Begin Records for processing
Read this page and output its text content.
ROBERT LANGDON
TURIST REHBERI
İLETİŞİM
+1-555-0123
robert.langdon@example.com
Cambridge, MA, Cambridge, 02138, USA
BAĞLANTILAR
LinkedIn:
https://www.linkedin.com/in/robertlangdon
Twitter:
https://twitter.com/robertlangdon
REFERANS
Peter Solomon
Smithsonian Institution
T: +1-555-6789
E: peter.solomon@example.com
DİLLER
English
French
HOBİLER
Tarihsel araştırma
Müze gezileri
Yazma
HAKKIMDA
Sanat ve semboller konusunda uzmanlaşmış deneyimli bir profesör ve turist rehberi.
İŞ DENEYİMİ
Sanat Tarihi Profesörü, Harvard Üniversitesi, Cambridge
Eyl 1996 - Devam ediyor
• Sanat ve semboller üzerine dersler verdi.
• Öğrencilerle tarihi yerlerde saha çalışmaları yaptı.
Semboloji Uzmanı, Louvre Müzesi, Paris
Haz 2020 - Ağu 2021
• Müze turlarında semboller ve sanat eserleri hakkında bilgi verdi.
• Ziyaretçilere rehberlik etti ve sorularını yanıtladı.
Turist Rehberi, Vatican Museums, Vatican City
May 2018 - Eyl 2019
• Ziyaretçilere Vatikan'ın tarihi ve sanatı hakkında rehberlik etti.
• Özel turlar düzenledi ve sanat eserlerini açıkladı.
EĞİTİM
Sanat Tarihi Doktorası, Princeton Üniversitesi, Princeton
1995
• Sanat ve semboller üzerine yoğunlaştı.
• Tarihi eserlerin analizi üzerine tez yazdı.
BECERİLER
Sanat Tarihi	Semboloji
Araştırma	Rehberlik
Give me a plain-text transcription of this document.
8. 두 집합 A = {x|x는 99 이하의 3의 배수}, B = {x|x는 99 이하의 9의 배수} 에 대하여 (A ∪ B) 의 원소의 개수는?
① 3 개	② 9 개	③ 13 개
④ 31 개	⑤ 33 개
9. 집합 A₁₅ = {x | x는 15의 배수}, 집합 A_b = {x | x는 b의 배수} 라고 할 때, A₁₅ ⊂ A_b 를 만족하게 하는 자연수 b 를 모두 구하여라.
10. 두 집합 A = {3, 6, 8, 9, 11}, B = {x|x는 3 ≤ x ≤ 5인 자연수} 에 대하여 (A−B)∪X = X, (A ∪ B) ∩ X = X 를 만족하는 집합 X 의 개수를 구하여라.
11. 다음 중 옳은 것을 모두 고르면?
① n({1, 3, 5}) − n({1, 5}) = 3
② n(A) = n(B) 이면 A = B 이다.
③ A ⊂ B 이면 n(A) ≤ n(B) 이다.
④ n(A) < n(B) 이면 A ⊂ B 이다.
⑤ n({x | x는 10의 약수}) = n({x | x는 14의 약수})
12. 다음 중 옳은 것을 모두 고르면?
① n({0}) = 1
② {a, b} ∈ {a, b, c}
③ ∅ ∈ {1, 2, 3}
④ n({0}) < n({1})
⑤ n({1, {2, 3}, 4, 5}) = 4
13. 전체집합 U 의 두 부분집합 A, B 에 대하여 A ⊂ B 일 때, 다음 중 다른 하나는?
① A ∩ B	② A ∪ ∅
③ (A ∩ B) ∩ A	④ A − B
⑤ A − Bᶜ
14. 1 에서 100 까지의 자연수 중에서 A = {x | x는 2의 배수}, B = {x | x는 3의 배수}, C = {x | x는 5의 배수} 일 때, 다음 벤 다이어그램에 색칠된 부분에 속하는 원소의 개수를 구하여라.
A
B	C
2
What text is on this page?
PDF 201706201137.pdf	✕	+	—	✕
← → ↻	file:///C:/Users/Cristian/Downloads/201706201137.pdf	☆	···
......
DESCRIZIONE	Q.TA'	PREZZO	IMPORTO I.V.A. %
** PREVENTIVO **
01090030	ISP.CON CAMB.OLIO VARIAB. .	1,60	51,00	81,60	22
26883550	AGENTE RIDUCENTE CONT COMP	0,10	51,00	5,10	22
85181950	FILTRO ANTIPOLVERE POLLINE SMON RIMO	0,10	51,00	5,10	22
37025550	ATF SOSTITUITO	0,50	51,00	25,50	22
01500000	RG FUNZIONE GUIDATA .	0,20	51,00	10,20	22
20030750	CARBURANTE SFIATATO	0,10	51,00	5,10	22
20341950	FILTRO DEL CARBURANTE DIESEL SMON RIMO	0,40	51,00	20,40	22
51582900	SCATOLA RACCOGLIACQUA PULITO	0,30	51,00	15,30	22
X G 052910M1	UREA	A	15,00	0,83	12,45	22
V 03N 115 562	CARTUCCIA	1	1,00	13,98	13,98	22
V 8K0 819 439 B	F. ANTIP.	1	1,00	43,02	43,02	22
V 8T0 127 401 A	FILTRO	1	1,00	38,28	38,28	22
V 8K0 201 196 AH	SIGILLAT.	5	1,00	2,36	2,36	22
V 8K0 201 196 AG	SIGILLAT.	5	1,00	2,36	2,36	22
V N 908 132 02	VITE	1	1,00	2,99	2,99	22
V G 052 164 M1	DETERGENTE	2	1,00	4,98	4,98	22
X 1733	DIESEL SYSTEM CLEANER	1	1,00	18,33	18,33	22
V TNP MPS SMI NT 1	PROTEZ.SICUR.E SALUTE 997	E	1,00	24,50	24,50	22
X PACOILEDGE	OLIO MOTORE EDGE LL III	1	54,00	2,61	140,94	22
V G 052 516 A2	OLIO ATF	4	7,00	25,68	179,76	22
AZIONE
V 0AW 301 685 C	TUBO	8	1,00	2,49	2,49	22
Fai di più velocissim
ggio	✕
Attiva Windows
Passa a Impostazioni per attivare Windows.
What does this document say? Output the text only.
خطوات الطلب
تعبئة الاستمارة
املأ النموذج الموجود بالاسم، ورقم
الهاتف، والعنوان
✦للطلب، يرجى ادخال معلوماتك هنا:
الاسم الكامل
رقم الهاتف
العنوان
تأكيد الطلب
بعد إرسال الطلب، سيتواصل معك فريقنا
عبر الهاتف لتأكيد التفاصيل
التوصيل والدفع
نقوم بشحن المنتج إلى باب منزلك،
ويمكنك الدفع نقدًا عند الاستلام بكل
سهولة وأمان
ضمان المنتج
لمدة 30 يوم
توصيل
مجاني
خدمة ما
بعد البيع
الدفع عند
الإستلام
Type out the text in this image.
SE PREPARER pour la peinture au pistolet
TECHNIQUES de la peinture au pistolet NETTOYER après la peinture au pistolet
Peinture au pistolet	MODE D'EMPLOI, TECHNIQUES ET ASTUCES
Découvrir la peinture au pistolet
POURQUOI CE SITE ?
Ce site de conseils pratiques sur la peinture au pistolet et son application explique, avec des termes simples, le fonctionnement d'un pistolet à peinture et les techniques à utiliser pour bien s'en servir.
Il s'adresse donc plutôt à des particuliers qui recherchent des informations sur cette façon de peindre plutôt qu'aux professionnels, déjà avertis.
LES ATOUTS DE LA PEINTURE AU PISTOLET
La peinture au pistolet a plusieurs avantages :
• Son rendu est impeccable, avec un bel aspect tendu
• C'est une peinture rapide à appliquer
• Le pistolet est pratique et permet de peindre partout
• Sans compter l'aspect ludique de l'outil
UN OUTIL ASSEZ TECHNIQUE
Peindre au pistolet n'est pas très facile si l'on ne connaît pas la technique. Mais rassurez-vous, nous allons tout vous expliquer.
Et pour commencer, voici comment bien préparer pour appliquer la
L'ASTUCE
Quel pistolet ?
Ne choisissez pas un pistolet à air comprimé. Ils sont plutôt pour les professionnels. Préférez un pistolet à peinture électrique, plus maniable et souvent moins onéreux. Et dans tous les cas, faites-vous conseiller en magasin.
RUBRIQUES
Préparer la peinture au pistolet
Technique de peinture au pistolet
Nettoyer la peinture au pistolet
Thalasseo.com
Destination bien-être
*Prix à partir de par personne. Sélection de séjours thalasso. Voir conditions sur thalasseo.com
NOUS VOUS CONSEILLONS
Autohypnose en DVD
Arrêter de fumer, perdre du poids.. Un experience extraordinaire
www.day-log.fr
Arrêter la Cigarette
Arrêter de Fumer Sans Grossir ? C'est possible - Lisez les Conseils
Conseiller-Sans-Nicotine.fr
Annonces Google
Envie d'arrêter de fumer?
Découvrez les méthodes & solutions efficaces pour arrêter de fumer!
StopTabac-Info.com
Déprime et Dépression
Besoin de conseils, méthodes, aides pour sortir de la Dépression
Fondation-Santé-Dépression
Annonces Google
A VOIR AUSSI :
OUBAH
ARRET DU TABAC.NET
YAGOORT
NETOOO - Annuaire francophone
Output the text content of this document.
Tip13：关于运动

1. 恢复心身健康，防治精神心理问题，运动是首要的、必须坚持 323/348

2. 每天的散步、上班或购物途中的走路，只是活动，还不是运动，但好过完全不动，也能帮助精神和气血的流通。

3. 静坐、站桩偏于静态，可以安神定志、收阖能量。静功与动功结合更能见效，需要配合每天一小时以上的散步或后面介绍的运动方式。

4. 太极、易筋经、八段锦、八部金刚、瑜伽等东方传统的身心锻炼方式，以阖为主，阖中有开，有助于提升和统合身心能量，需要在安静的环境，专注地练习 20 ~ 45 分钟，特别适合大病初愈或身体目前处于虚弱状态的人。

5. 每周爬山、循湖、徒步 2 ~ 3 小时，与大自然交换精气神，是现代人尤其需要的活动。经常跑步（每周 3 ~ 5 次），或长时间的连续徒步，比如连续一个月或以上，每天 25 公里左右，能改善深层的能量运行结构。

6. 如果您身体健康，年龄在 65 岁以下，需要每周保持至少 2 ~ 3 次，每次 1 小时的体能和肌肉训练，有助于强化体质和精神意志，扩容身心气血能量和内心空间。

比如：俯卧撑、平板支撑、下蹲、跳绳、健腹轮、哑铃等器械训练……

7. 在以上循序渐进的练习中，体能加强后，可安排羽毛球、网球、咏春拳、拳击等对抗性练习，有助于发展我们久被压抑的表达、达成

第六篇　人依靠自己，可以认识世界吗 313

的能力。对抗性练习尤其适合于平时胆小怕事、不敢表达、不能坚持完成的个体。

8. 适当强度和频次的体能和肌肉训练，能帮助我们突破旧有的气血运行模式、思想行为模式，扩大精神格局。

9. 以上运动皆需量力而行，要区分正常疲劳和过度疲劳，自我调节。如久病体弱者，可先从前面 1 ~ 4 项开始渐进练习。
End Records for processing
## Description of the task
Where a line in the material above holds "bien", copy that line.

## Solution
Ce site de conseils pratiques sur la peinture au pistolet et son application explique, avec des termes simples, le fonctionnement d'un pistolet à peinture et les techniques à utiliser pour bien s'en servir.
Et pour commencer, voici comment bien préparer pour appliquer la
Destination bien-être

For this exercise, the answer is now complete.